Saved data entries

▬▬▬

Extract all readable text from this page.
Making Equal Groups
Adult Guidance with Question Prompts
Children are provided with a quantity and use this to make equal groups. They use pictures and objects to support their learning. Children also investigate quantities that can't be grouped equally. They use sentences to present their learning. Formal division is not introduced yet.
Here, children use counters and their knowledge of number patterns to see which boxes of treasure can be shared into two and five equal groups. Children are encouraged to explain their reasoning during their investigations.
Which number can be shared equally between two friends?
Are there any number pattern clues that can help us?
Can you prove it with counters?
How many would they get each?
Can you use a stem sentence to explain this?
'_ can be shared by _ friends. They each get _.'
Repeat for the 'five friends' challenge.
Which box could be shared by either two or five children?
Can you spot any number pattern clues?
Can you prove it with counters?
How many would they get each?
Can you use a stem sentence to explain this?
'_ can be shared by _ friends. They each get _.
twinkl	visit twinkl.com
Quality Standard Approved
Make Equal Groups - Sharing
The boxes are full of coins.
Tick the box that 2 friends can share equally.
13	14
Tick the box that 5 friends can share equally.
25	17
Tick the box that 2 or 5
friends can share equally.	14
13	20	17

▬▬▬

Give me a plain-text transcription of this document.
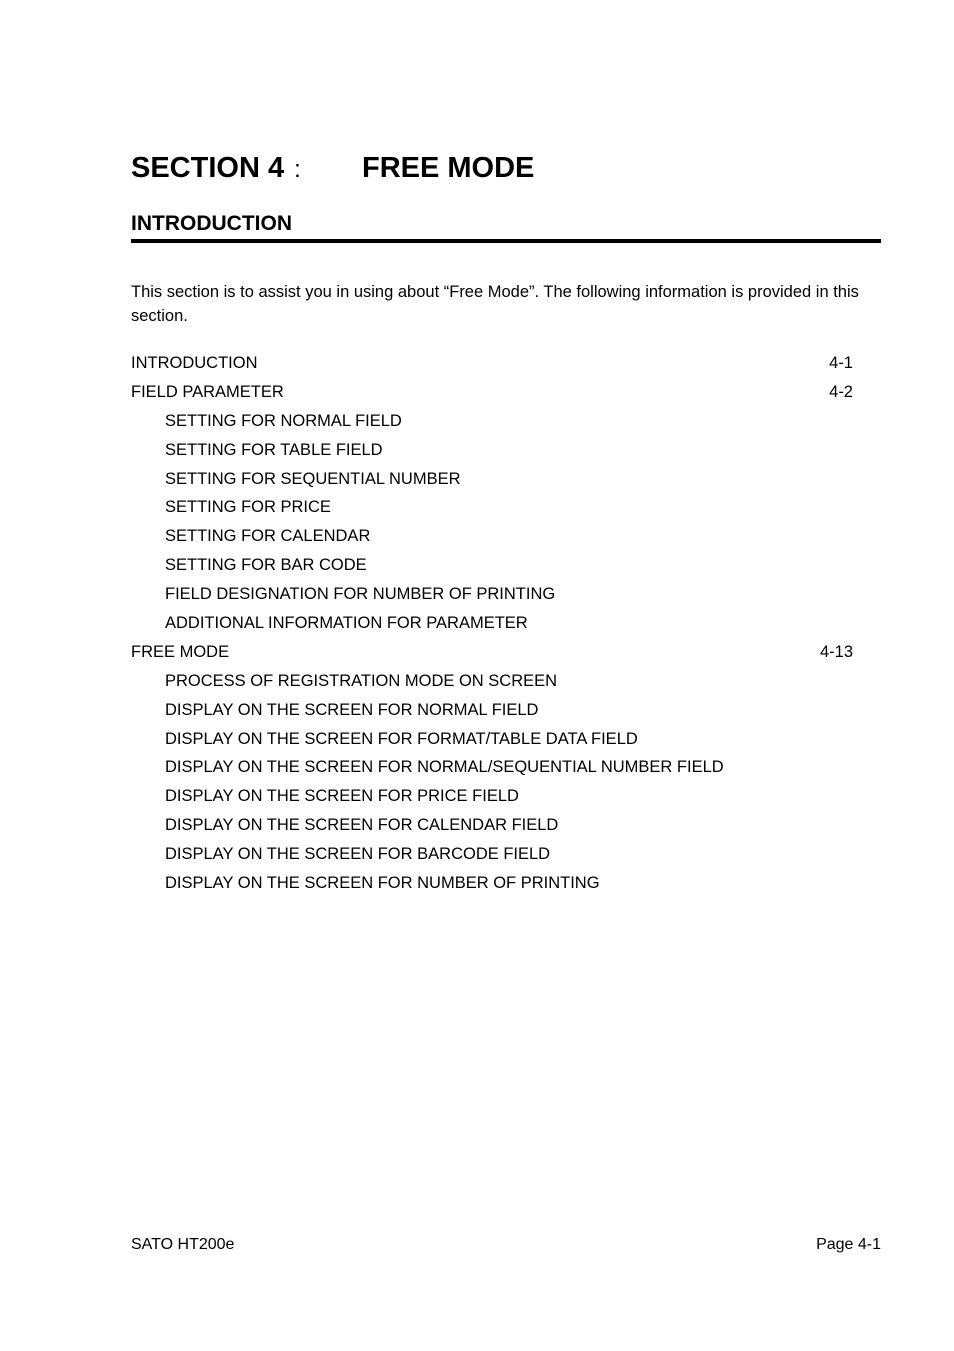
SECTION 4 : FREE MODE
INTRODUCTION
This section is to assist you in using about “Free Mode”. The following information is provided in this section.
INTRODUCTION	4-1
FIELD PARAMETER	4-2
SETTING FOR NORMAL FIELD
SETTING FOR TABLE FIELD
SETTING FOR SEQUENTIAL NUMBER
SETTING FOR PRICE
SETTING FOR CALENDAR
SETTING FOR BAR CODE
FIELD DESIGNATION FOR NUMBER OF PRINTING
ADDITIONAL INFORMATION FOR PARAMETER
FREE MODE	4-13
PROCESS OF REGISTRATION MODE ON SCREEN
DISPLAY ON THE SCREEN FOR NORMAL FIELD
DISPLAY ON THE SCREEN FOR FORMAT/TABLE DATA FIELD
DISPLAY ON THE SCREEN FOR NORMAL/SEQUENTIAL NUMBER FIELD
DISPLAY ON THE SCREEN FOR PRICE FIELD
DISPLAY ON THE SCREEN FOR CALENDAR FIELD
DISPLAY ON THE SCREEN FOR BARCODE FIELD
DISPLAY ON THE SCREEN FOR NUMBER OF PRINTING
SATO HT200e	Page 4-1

▬▬▬

From the data above, work out how many lines contain the string "FIELD" and reply with only the number.

10